YOUR GOAL.
Check each line of the material below, and copy it if it holds the string "view".
[start DATASET RECORDS]
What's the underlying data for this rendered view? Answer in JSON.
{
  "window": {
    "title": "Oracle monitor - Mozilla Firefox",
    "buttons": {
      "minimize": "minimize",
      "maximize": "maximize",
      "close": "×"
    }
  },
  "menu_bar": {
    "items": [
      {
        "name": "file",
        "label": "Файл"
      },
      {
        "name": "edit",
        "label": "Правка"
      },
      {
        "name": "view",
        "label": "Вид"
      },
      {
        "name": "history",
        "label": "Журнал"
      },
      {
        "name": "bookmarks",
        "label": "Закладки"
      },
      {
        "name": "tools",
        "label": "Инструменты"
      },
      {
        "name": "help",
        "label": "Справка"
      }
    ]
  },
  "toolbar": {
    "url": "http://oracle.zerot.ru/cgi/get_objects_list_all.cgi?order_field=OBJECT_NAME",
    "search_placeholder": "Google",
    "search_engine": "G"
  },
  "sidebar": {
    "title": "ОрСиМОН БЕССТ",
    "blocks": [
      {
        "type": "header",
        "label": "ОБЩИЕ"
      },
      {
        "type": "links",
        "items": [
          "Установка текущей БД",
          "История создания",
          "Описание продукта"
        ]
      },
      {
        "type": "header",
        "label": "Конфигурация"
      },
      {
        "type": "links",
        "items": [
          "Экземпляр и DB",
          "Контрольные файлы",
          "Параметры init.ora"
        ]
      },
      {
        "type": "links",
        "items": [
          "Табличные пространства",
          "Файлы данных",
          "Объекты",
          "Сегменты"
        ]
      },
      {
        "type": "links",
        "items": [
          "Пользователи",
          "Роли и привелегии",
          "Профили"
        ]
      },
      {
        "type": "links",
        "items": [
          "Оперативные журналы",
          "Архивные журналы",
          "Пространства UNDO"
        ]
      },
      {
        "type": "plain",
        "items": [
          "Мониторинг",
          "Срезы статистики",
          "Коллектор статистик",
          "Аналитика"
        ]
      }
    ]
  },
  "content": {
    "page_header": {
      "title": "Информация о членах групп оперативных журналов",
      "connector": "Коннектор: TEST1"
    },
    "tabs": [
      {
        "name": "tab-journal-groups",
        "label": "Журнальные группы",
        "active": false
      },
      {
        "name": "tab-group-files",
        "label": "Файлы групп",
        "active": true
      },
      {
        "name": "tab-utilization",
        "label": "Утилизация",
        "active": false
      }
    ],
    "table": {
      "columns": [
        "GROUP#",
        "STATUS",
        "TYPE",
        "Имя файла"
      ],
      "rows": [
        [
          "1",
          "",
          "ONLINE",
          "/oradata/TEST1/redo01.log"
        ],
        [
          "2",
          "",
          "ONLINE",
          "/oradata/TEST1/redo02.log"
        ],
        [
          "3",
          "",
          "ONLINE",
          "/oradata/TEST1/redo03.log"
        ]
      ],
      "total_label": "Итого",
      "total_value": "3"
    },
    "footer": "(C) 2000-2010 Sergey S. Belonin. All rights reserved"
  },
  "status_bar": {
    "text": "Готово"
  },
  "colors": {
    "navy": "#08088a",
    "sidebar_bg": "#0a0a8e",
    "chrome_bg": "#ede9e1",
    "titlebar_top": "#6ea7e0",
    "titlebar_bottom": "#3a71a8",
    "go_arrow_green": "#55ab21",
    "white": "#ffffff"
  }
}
[end DATASET RECORDS]
ANSWER FOR THIS EXERCISE.
What's the underlying data for this rendered view? Answer in JSON.
        "name": "view",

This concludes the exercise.